═════ RAW RECORDS
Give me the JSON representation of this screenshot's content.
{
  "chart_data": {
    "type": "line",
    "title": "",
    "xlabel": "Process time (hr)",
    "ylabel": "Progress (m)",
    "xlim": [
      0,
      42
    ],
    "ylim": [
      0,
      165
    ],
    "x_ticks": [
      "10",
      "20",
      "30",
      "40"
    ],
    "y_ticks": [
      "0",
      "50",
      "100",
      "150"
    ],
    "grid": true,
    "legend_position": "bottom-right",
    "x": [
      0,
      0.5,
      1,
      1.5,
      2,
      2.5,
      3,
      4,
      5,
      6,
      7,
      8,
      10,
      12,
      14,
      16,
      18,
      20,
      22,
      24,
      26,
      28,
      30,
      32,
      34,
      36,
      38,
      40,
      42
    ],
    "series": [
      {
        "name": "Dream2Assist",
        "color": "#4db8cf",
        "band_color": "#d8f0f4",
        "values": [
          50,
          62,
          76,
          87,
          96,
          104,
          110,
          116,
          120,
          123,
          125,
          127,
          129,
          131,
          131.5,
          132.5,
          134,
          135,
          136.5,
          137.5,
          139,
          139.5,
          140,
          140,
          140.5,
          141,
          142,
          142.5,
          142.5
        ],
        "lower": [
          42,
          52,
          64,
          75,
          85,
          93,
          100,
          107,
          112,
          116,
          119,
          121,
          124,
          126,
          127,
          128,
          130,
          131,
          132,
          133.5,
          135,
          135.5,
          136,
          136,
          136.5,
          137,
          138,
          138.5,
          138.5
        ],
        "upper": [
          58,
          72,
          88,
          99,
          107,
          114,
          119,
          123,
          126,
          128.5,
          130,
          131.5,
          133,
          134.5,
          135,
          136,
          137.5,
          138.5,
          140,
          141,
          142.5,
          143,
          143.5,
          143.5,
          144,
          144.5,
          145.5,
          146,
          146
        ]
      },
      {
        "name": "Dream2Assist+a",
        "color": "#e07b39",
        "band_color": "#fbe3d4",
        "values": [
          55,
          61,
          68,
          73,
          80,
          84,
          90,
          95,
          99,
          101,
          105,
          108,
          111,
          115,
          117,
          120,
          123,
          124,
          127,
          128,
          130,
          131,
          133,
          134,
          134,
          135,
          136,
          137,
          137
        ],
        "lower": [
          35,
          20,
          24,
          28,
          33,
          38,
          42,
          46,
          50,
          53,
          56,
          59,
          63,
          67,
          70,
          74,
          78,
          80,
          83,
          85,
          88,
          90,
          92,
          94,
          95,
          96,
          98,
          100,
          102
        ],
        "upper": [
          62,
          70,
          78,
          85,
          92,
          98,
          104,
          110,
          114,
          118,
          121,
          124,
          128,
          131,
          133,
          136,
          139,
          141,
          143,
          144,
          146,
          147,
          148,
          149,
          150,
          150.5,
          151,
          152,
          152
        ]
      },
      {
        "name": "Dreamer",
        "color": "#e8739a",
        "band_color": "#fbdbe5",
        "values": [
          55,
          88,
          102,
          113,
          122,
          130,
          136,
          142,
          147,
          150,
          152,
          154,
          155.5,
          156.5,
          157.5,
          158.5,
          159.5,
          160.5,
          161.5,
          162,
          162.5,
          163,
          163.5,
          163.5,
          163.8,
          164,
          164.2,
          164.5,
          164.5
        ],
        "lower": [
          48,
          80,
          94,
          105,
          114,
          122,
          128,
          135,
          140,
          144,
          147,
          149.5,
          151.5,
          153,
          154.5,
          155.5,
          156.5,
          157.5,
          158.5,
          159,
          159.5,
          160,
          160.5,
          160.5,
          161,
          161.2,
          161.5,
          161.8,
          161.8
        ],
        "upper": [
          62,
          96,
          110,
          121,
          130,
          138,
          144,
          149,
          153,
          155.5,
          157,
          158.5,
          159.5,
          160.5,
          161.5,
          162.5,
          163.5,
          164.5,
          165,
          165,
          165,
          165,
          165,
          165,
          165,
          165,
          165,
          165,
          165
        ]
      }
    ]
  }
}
══════════
All of the records must be repeated exactly.

CORRECT ANSWER:
Give me the JSON representation of this screenshot's content.
{
  "chart_data": {
    "type": "line",
    "title": "",
    "xlabel": "Process time (hr)",
    "ylabel": "Progress (m)",
    "xlim": [
      0,
      42
    ],
    "ylim": [
      0,
      165
    ],
    "x_ticks": [
      "10",
      "20",
      "30",
      "40"
    ],
    "y_ticks": [
      "0",
      "50",
      "100",
      "150"
    ],
    "grid": true,
    "legend_position": "bottom-right",
    "x": [
      0,
      0.5,
      1,
      1.5,
      2,
      2.5,
      3,
      4,
      5,
      6,
      7,
      8,
      10,
      12,
      14,
      16,
      18,
      20,
      22,
      24,
      26,
      28,
      30,
      32,
      34,
      36,
      38,
      40,
      42
    ],
    "series": [
      {
        "name": "Dream2Assist",
        "color": "#4db8cf",
        "band_color": "#d8f0f4",
        "values": [
          50,
          62,
          76,
          87,
          96,
          104,
          110,
          116,
          120,
          123,
          125,
          127,
          129,
          131,
          131.5,
          132.5,
          134,
          135,
          136.5,
          137.5,
          139,
          139.5,
          140,
          140,
          140.5,
          141,
          142,
          142.5,
          142.5
        ],
        "lower": [
          42,
          52,
          64,
          75,
          85,
          93,
          100,
          107,
          112,
          116,
          119,
          121,
          124,
          126,
          127,
          128,
          130,
          131,
          132,
          133.5,
          135,
          135.5,
          136,
          136,
          136.5,
          137,
          138,
          138.5,
          138.5
        ],
        "upper": [
          58,
          72,
          88,
          99,
          107,
          114,
          119,
          123,
          126,
          128.5,
          130,
          131.5,
          133,
          134.5,
          135,
          136,
          137.5,
          138.5,
          140,
          141,
          142.5,
          143,
          143.5,
          143.5,
          144,
          144.5,
          145.5,
          146,
          146
        ]
      },
      {
        "name": "Dream2Assist+a",
        "color": "#e07b39",
        "band_color": "#fbe3d4",
        "values": [
          55,
          61,
          68,
          73,
          80,
          84,
          90,
          95,
          99,
          101,
          105,
          108,
          111,
          115,
          117,
          120,
          123,
          124,
          127,
          128,
          130,
          131,
          133,
          134,
          134,
          135,
          136,
          137,
          137
        ],
        "lower": [
          35,
          20,
          24,
          28,
          33,
          38,
          42,
          46,
          50,
          53,
          56,
          59,
          63,
          67,
          70,
          74,
          78,
          80,
          83,
          85,
          88,
          90,
          92,
          94,
          95,
          96,
          98,
          100,
          102
        ],
        "upper": [
          62,
          70,
          78,
          85,
          92,
          98,
          104,
          110,
          114,
          118,
          121,
          124,
          128,
          131,
          133,
          136,
          139,
          141,
          143,
          144,
          146,
          147,
          148,
          149,
          150,
          150.5,
          151,
          152,
          152
        ]
      },
      {
        "name": "Dreamer",
        "color": "#e8739a",
        "band_color": "#fbdbe5",
        "values": [
          55,
          88,
          102,
          113,
          122,
          130,
          136,
          142,
          147,
          150,
          152,
          154,
          155.5,
          156.5,
          157.5,
          158.5,
          159.5,
          160.5,
          161.5,
          162,
          162.5,
          163,
          163.5,
          163.5,
          163.8,
          164,
          164.2,
          164.5,
          164.5
        ],
        "lower": [
          48,
          80,
          94,
          105,
          114,
          122,
          128,
          135,
          140,
          144,
          147,
          149.5,
          151.5,
          153,
          154.5,
          155.5,
          156.5,
          157.5,
          158.5,
          159,
          159.5,
          160,
          160.5,
          160.5,
          161,
          161.2,
          161.5,
          161.8,
          161.8
        ],
        "upper": [
          62,
          96,
          110,
          121,
          130,
          138,
          144,
          149,
          153,
          155.5,
          157,
          158.5,
          159.5,
          160.5,
          161.5,
          162.5,
          163.5,
          164.5,
          165,
          165,
          165,
          165,
          165,
          165,
          165,
          165,
          165,
          165,
          165
        ]
      }
    ]
  }
}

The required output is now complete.